Problem details
Reproduce exactly the lines from the one containing "Extract the structured" through the last line of the records below, both included. Leave out any pictures.

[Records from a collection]
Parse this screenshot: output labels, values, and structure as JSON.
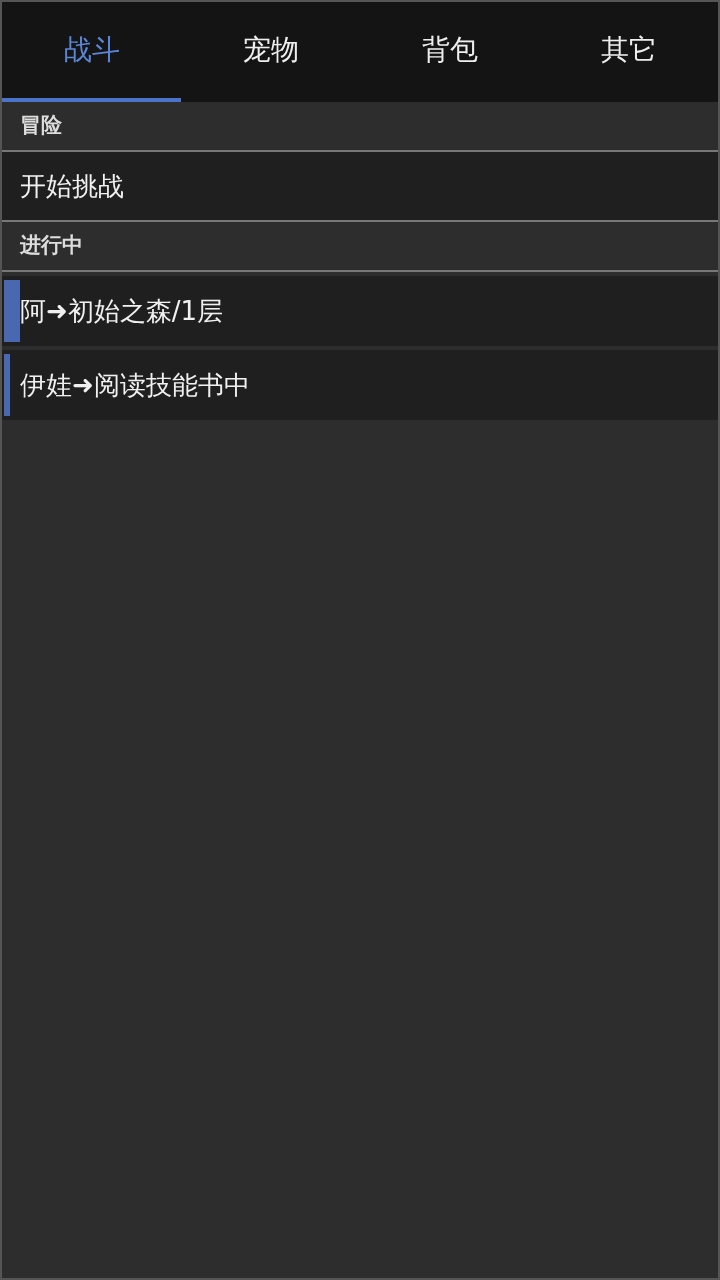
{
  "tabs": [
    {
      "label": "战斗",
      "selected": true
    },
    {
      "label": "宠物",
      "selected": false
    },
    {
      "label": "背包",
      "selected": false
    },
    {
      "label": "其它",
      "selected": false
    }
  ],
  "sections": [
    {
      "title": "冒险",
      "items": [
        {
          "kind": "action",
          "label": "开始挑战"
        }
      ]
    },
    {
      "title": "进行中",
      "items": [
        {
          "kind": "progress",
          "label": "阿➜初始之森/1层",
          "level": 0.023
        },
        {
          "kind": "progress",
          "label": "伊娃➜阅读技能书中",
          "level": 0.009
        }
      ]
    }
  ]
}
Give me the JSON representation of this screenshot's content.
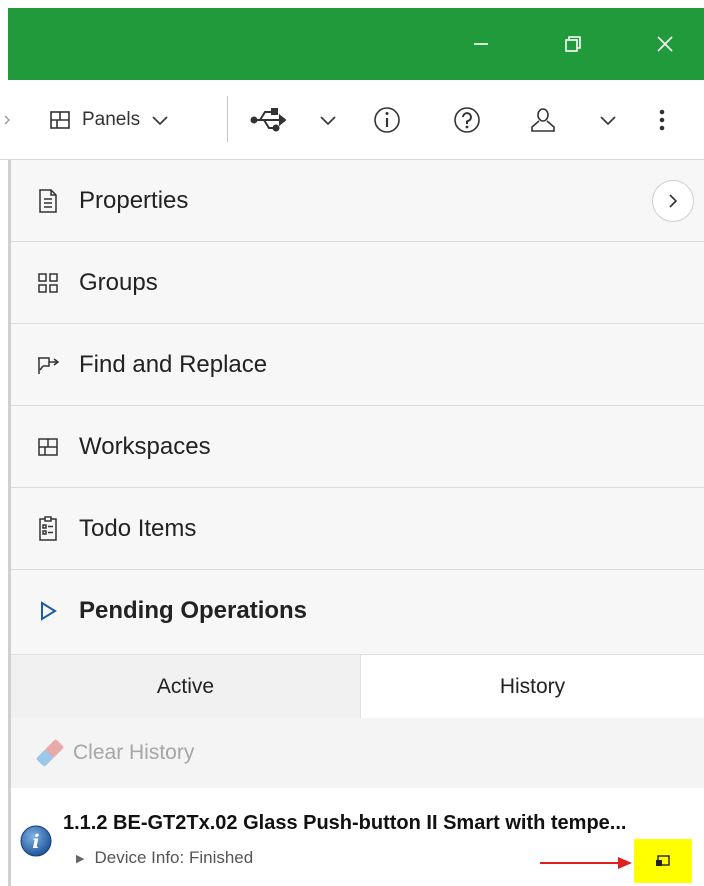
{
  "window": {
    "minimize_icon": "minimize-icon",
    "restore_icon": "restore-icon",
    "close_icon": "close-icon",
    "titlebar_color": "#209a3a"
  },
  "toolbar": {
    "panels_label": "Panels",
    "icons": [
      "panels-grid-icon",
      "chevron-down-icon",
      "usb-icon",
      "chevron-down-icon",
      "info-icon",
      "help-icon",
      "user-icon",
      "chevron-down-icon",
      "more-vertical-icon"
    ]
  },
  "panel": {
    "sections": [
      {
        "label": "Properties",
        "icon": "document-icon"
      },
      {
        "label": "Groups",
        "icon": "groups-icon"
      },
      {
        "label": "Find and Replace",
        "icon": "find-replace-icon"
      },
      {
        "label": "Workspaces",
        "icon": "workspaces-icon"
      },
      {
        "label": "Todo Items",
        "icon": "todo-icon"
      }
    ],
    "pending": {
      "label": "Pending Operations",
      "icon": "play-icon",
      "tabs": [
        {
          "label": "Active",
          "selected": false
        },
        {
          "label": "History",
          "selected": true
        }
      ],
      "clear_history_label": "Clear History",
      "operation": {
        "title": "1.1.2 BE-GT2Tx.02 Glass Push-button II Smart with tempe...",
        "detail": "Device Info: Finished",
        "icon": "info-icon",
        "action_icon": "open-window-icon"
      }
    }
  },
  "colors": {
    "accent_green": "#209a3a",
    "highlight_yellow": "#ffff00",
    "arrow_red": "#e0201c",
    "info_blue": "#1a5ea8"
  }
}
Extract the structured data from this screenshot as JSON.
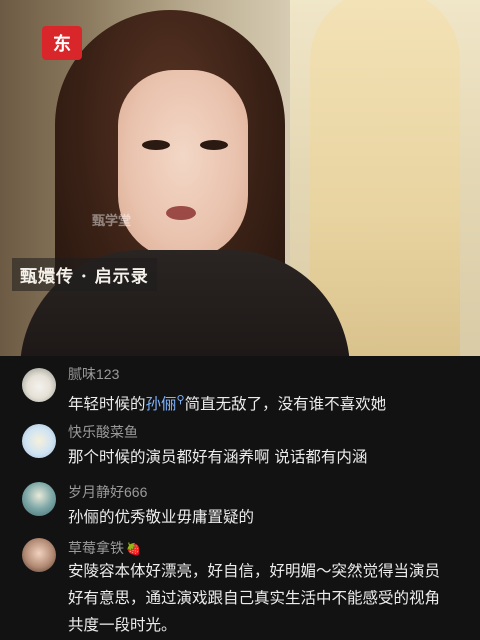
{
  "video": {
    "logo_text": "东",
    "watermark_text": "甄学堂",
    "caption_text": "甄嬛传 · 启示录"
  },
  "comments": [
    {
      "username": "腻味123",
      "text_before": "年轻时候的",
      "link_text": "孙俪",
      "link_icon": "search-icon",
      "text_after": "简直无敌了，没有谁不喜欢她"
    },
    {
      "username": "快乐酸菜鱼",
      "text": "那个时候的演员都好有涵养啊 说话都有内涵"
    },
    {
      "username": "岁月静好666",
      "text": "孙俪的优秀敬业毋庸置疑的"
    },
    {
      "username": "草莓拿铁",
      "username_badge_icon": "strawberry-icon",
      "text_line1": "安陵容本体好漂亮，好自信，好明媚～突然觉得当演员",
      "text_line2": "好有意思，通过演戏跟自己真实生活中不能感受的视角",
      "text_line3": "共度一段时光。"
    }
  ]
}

The reply
Extract the structured data from this screenshot as JSON.
{
  "video": {
    "logo_text": "东",
    "watermark_text": "甄学堂",
    "caption_text": "甄嬛传 · 启示录"
  },
  "comments": [
    {
      "username": "腻味123",
      "text_before": "年轻时候的",
      "link_text": "孙俪",
      "link_icon": "search-icon",
      "text_after": "简直无敌了，没有谁不喜欢她"
    },
    {
      "username": "快乐酸菜鱼",
      "text": "那个时候的演员都好有涵养啊 说话都有内涵"
    },
    {
      "username": "岁月静好666",
      "text": "孙俪的优秀敬业毋庸置疑的"
    },
    {
      "username": "草莓拿铁",
      "username_badge_icon": "strawberry-icon",
      "text_line1": "安陵容本体好漂亮，好自信，好明媚～突然觉得当演员",
      "text_line2": "好有意思，通过演戏跟自己真实生活中不能感受的视角",
      "text_line3": "共度一段时光。"
    }
  ]
}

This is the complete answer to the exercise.